EXERCISE AIM> Print the data exactly as it is given, please.

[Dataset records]
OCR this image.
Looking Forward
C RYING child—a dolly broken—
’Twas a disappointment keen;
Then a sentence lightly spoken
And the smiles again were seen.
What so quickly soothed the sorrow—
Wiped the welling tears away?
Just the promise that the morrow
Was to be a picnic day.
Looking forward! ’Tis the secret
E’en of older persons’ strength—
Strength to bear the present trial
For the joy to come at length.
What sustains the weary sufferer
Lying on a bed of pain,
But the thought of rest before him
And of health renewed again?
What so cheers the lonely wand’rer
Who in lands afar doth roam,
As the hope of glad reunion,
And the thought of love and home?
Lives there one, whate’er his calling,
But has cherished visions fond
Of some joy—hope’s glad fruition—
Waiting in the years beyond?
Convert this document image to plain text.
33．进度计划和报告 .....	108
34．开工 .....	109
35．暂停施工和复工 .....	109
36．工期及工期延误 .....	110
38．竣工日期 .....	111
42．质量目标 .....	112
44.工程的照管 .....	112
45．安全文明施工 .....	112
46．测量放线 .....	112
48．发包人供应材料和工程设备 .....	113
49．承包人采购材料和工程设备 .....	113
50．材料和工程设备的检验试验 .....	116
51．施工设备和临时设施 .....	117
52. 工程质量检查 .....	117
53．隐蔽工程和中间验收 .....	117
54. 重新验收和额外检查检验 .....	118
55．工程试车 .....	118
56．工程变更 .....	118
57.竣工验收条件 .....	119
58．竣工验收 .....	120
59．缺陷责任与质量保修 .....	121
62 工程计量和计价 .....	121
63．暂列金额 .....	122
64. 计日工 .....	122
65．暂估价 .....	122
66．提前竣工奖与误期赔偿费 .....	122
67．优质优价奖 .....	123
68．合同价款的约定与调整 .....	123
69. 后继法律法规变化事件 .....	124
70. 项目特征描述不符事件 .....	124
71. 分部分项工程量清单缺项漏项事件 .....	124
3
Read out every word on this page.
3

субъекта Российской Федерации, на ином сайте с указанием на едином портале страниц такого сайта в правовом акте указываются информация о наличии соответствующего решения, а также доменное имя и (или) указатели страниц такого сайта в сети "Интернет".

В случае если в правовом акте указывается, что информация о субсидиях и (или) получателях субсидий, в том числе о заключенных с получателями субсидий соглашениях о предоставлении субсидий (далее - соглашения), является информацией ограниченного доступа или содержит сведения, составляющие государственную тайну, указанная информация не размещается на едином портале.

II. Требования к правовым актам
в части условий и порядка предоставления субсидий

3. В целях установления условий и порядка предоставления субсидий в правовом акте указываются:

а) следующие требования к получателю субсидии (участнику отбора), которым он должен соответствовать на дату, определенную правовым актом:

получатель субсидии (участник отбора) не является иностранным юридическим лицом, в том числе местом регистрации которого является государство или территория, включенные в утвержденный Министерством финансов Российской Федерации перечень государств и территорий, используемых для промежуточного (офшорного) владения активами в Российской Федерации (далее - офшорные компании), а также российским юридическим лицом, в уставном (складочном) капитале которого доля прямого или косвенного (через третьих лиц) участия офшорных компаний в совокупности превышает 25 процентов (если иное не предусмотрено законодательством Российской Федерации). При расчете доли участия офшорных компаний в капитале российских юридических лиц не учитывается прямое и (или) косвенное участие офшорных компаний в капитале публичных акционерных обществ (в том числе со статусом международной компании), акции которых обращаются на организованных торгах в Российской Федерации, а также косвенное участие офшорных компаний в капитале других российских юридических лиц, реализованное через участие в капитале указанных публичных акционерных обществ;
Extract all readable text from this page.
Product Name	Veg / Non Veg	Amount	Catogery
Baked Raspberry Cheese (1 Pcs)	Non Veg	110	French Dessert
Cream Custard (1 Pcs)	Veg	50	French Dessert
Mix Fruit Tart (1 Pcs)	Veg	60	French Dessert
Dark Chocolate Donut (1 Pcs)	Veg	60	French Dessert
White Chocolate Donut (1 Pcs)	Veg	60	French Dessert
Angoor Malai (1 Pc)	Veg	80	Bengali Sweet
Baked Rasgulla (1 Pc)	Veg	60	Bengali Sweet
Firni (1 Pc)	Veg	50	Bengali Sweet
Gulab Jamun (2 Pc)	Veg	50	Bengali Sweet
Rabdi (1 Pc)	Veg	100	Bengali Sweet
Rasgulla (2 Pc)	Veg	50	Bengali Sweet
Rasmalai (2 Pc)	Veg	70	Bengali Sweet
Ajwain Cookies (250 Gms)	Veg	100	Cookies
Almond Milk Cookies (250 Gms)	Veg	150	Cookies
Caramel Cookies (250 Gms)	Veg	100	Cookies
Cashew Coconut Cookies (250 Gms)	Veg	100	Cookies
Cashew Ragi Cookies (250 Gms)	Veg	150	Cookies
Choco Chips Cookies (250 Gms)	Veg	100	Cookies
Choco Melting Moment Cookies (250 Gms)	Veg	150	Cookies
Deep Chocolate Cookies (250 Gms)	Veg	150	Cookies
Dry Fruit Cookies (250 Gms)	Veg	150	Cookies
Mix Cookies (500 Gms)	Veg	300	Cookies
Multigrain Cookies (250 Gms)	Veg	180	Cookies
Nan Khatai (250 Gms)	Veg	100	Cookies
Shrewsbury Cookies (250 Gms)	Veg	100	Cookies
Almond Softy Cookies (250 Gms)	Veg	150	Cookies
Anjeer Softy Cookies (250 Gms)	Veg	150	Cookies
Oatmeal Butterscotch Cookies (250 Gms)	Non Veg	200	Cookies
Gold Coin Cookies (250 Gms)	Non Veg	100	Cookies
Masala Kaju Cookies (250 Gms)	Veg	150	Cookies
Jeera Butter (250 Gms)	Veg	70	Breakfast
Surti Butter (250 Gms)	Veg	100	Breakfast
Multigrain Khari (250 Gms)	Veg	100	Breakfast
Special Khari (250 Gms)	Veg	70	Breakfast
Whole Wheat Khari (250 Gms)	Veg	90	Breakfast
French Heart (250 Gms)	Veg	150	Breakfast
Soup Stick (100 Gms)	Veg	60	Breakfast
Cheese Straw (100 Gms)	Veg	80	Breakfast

RIGHT ANSWER>
OCR this image.
Looking Forward
C RYING child—a dolly broken—
’Twas a disappointment keen;
Then a sentence lightly spoken
And the smiles again were seen.
What so quickly soothed the sorrow—
Wiped the welling tears away?
Just the promise that the morrow
Was to be a picnic day.
Looking forward! ’Tis the secret
E’en of older persons’ strength—
Strength to bear the present trial
For the joy to come at length.
What sustains the weary sufferer
Lying on a bed of pain,
But the thought of rest before him
And of health renewed again?
What so cheers the lonely wand’rer
Who in lands afar doth roam,
As the hope of glad reunion,
And the thought of love and home?
Lives there one, whate’er his calling,
But has cherished visions fond
Of some joy—hope’s glad fruition—
Waiting in the years beyond?
Convert this document image to plain text.
33．进度计划和报告 .....	108
34．开工 .....	109
35．暂停施工和复工 .....	109
36．工期及工期延误 .....	110
38．竣工日期 .....	111
42．质量目标 .....	112
44.工程的照管 .....	112
45．安全文明施工 .....	112
46．测量放线 .....	112
48．发包人供应材料和工程设备 .....	113
49．承包人采购材料和工程设备 .....	113
50．材料和工程设备的检验试验 .....	116
51．施工设备和临时设施 .....	117
52. 工程质量检查 .....	117
53．隐蔽工程和中间验收 .....	117
54. 重新验收和额外检查检验 .....	118
55．工程试车 .....	118
56．工程变更 .....	118
57.竣工验收条件 .....	119
58．竣工验收 .....	120
59．缺陷责任与质量保修 .....	121
62 工程计量和计价 .....	121
63．暂列金额 .....	122
64. 计日工 .....	122
65．暂估价 .....	122
66．提前竣工奖与误期赔偿费 .....	122
67．优质优价奖 .....	123
68．合同价款的约定与调整 .....	123
69. 后继法律法规变化事件 .....	124
70. 项目特征描述不符事件 .....	124
71. 分部分项工程量清单缺项漏项事件 .....	124
3
Read out every word on this page.
3

субъекта Российской Федерации, на ином сайте с указанием на едином портале страниц такого сайта в правовом акте указываются информация о наличии соответствующего решения, а также доменное имя и (или) указатели страниц такого сайта в сети "Интернет".

В случае если в правовом акте указывается, что информация о субсидиях и (или) получателях субсидий, в том числе о заключенных с получателями субсидий соглашениях о предоставлении субсидий (далее - соглашения), является информацией ограниченного доступа или содержит сведения, составляющие государственную тайну, указанная информация не размещается на едином портале.

II. Требования к правовым актам
в части условий и порядка предоставления субсидий

3. В целях установления условий и порядка предоставления субсидий в правовом акте указываются:

а) следующие требования к получателю субсидии (участнику отбора), которым он должен соответствовать на дату, определенную правовым актом:

получатель субсидии (участник отбора) не является иностранным юридическим лицом, в том числе местом регистрации которого является государство или территория, включенные в утвержденный Министерством финансов Российской Федерации перечень государств и территорий, используемых для промежуточного (офшорного) владения активами в Российской Федерации (далее - офшорные компании), а также российским юридическим лицом, в уставном (складочном) капитале которого доля прямого или косвенного (через третьих лиц) участия офшорных компаний в совокупности превышает 25 процентов (если иное не предусмотрено законодательством Российской Федерации). При расчете доли участия офшорных компаний в капитале российских юридических лиц не учитывается прямое и (или) косвенное участие офшорных компаний в капитале публичных акционерных обществ (в том числе со статусом международной компании), акции которых обращаются на организованных торгах в Российской Федерации, а также косвенное участие офшорных компаний в капитале других российских юридических лиц, реализованное через участие в капитале указанных публичных акционерных обществ;
Extract all readable text from this page.
Product Name	Veg / Non Veg	Amount	Catogery
Baked Raspberry Cheese (1 Pcs)	Non Veg	110	French Dessert
Cream Custard (1 Pcs)	Veg	50	French Dessert
Mix Fruit Tart (1 Pcs)	Veg	60	French Dessert
Dark Chocolate Donut (1 Pcs)	Veg	60	French Dessert
White Chocolate Donut (1 Pcs)	Veg	60	French Dessert
Angoor Malai (1 Pc)	Veg	80	Bengali Sweet
Baked Rasgulla (1 Pc)	Veg	60	Bengali Sweet
Firni (1 Pc)	Veg	50	Bengali Sweet
Gulab Jamun (2 Pc)	Veg	50	Bengali Sweet
Rabdi (1 Pc)	Veg	100	Bengali Sweet
Rasgulla (2 Pc)	Veg	50	Bengali Sweet
Rasmalai (2 Pc)	Veg	70	Bengali Sweet
Ajwain Cookies (250 Gms)	Veg	100	Cookies
Almond Milk Cookies (250 Gms)	Veg	150	Cookies
Caramel Cookies (250 Gms)	Veg	100	Cookies
Cashew Coconut Cookies (250 Gms)	Veg	100	Cookies
Cashew Ragi Cookies (250 Gms)	Veg	150	Cookies
Choco Chips Cookies (250 Gms)	Veg	100	Cookies
Choco Melting Moment Cookies (250 Gms)	Veg	150	Cookies
Deep Chocolate Cookies (250 Gms)	Veg	150	Cookies
Dry Fruit Cookies (250 Gms)	Veg	150	Cookies
Mix Cookies (500 Gms)	Veg	300	Cookies
Multigrain Cookies (250 Gms)	Veg	180	Cookies
Nan Khatai (250 Gms)	Veg	100	Cookies
Shrewsbury Cookies (250 Gms)	Veg	100	Cookies
Almond Softy Cookies (250 Gms)	Veg	150	Cookies
Anjeer Softy Cookies (250 Gms)	Veg	150	Cookies
Oatmeal Butterscotch Cookies (250 Gms)	Non Veg	200	Cookies
Gold Coin Cookies (250 Gms)	Non Veg	100	Cookies
Masala Kaju Cookies (250 Gms)	Veg	150	Cookies
Jeera Butter (250 Gms)	Veg	70	Breakfast
Surti Butter (250 Gms)	Veg	100	Breakfast
Multigrain Khari (250 Gms)	Veg	100	Breakfast
Special Khari (250 Gms)	Veg	70	Breakfast
Whole Wheat Khari (250 Gms)	Veg	90	Breakfast
French Heart (250 Gms)	Veg	150	Breakfast
Soup Stick (100 Gms)	Veg	60	Breakfast
Cheese Straw (100 Gms)	Veg	80	Breakfast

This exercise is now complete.